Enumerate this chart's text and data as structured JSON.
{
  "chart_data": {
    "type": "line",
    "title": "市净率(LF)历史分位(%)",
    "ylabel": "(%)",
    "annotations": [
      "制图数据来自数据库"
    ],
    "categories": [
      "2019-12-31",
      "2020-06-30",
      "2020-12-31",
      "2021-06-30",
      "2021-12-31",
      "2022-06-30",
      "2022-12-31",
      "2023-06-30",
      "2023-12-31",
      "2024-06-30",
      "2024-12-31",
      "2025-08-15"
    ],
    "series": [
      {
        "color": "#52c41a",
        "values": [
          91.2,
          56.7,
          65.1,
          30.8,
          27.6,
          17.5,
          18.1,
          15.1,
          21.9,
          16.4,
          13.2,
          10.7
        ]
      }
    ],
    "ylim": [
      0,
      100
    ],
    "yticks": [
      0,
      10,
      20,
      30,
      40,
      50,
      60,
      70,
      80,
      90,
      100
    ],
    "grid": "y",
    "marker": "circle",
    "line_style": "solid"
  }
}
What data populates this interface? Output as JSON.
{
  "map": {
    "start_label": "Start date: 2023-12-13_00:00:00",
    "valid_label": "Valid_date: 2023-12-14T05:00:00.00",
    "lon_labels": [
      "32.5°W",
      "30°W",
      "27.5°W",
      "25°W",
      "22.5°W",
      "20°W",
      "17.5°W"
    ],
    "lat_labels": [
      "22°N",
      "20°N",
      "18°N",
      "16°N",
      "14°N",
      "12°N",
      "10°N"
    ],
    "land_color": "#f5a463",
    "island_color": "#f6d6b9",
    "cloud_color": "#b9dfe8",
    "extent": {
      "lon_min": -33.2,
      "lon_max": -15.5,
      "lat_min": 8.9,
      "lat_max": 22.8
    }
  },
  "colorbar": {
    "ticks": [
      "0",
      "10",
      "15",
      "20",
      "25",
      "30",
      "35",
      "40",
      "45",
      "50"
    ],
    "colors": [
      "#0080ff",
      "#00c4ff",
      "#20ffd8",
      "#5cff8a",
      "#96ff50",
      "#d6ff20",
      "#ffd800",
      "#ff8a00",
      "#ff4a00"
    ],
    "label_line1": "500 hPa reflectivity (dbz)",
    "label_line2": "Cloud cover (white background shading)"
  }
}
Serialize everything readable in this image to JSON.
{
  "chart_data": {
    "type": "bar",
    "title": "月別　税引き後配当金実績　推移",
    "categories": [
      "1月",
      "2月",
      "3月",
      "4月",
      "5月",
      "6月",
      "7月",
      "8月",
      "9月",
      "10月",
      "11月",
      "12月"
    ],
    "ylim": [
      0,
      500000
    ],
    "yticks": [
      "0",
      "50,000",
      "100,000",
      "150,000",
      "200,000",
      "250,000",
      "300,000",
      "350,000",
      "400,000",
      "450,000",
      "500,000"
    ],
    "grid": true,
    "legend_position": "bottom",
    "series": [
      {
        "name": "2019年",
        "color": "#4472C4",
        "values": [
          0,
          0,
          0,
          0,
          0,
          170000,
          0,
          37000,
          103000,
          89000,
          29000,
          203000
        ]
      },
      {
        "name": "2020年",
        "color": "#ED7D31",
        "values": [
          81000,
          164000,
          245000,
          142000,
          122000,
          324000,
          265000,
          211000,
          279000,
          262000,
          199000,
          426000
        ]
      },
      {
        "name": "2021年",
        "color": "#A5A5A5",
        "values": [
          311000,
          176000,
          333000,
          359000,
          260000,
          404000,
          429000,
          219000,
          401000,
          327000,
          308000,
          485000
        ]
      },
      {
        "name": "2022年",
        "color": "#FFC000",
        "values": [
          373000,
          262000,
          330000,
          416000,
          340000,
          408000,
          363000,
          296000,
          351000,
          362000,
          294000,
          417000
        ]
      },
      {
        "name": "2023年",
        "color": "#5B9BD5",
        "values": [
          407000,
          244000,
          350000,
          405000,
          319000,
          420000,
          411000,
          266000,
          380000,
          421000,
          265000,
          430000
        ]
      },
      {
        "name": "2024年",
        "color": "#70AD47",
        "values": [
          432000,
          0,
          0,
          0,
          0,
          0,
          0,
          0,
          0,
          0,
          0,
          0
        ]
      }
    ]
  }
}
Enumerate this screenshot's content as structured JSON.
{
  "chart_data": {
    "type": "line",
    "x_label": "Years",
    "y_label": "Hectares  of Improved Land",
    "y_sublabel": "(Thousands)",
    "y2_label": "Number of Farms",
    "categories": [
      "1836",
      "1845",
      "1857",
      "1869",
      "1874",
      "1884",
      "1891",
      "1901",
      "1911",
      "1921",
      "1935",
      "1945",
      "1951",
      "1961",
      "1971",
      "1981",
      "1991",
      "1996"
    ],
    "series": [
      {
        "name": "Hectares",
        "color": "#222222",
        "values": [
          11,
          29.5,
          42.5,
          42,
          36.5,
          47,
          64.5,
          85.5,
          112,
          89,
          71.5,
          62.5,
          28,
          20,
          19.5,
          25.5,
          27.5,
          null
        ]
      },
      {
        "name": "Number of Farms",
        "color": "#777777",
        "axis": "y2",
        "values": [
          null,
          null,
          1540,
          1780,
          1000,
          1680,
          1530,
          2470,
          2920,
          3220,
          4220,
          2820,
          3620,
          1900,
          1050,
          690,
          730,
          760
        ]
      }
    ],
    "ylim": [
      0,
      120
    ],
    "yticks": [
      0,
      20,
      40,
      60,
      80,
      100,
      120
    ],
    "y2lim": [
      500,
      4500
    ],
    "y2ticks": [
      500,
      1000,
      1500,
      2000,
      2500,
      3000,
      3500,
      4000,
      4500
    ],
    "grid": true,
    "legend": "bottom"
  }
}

_ _ _ _ _ _ _

Please reproduce every line of the material word for word.

OUTPUT BELOW:
Enumerate this chart's text and data as structured JSON.
{
  "chart_data": {
    "type": "line",
    "title": "市净率(LF)历史分位(%)",
    "ylabel": "(%)",
    "annotations": [
      "制图数据来自数据库"
    ],
    "categories": [
      "2019-12-31",
      "2020-06-30",
      "2020-12-31",
      "2021-06-30",
      "2021-12-31",
      "2022-06-30",
      "2022-12-31",
      "2023-06-30",
      "2023-12-31",
      "2024-06-30",
      "2024-12-31",
      "2025-08-15"
    ],
    "series": [
      {
        "color": "#52c41a",
        "values": [
          91.2,
          56.7,
          65.1,
          30.8,
          27.6,
          17.5,
          18.1,
          15.1,
          21.9,
          16.4,
          13.2,
          10.7
        ]
      }
    ],
    "ylim": [
      0,
      100
    ],
    "yticks": [
      0,
      10,
      20,
      30,
      40,
      50,
      60,
      70,
      80,
      90,
      100
    ],
    "grid": "y",
    "marker": "circle",
    "line_style": "solid"
  }
}
What data populates this interface? Output as JSON.
{
  "map": {
    "start_label": "Start date: 2023-12-13_00:00:00",
    "valid_label": "Valid_date: 2023-12-14T05:00:00.00",
    "lon_labels": [
      "32.5°W",
      "30°W",
      "27.5°W",
      "25°W",
      "22.5°W",
      "20°W",
      "17.5°W"
    ],
    "lat_labels": [
      "22°N",
      "20°N",
      "18°N",
      "16°N",
      "14°N",
      "12°N",
      "10°N"
    ],
    "land_color": "#f5a463",
    "island_color": "#f6d6b9",
    "cloud_color": "#b9dfe8",
    "extent": {
      "lon_min": -33.2,
      "lon_max": -15.5,
      "lat_min": 8.9,
      "lat_max": 22.8
    }
  },
  "colorbar": {
    "ticks": [
      "0",
      "10",
      "15",
      "20",
      "25",
      "30",
      "35",
      "40",
      "45",
      "50"
    ],
    "colors": [
      "#0080ff",
      "#00c4ff",
      "#20ffd8",
      "#5cff8a",
      "#96ff50",
      "#d6ff20",
      "#ffd800",
      "#ff8a00",
      "#ff4a00"
    ],
    "label_line1": "500 hPa reflectivity (dbz)",
    "label_line2": "Cloud cover (white background shading)"
  }
}
Serialize everything readable in this image to JSON.
{
  "chart_data": {
    "type": "bar",
    "title": "月別　税引き後配当金実績　推移",
    "categories": [
      "1月",
      "2月",
      "3月",
      "4月",
      "5月",
      "6月",
      "7月",
      "8月",
      "9月",
      "10月",
      "11月",
      "12月"
    ],
    "ylim": [
      0,
      500000
    ],
    "yticks": [
      "0",
      "50,000",
      "100,000",
      "150,000",
      "200,000",
      "250,000",
      "300,000",
      "350,000",
      "400,000",
      "450,000",
      "500,000"
    ],
    "grid": true,
    "legend_position": "bottom",
    "series": [
      {
        "name": "2019年",
        "color": "#4472C4",
        "values": [
          0,
          0,
          0,
          0,
          0,
          170000,
          0,
          37000,
          103000,
          89000,
          29000,
          203000
        ]
      },
      {
        "name": "2020年",
        "color": "#ED7D31",
        "values": [
          81000,
          164000,
          245000,
          142000,
          122000,
          324000,
          265000,
          211000,
          279000,
          262000,
          199000,
          426000
        ]
      },
      {
        "name": "2021年",
        "color": "#A5A5A5",
        "values": [
          311000,
          176000,
          333000,
          359000,
          260000,
          404000,
          429000,
          219000,
          401000,
          327000,
          308000,
          485000
        ]
      },
      {
        "name": "2022年",
        "color": "#FFC000",
        "values": [
          373000,
          262000,
          330000,
          416000,
          340000,
          408000,
          363000,
          296000,
          351000,
          362000,
          294000,
          417000
        ]
      },
      {
        "name": "2023年",
        "color": "#5B9BD5",
        "values": [
          407000,
          244000,
          350000,
          405000,
          319000,
          420000,
          411000,
          266000,
          380000,
          421000,
          265000,
          430000
        ]
      },
      {
        "name": "2024年",
        "color": "#70AD47",
        "values": [
          432000,
          0,
          0,
          0,
          0,
          0,
          0,
          0,
          0,
          0,
          0,
          0
        ]
      }
    ]
  }
}
Enumerate this screenshot's content as structured JSON.
{
  "chart_data": {
    "type": "line",
    "x_label": "Years",
    "y_label": "Hectares  of Improved Land",
    "y_sublabel": "(Thousands)",
    "y2_label": "Number of Farms",
    "categories": [
      "1836",
      "1845",
      "1857",
      "1869",
      "1874",
      "1884",
      "1891",
      "1901",
      "1911",
      "1921",
      "1935",
      "1945",
      "1951",
      "1961",
      "1971",
      "1981",
      "1991",
      "1996"
    ],
    "series": [
      {
        "name": "Hectares",
        "color": "#222222",
        "values": [
          11,
          29.5,
          42.5,
          42,
          36.5,
          47,
          64.5,
          85.5,
          112,
          89,
          71.5,
          62.5,
          28,
          20,
          19.5,
          25.5,
          27.5,
          null
        ]
      },
      {
        "name": "Number of Farms",
        "color": "#777777",
        "axis": "y2",
        "values": [
          null,
          null,
          1540,
          1780,
          1000,
          1680,
          1530,
          2470,
          2920,
          3220,
          4220,
          2820,
          3620,
          1900,
          1050,
          690,
          730,
          760
        ]
      }
    ],
    "ylim": [
      0,
      120
    ],
    "yticks": [
      0,
      20,
      40,
      60,
      80,
      100,
      120
    ],
    "y2lim": [
      500,
      4500
    ],
    "y2ticks": [
      500,
      1000,
      1500,
      2000,
      2500,
      3000,
      3500,
      4000,
      4500
    ],
    "grid": true,
    "legend": "bottom"
  }
}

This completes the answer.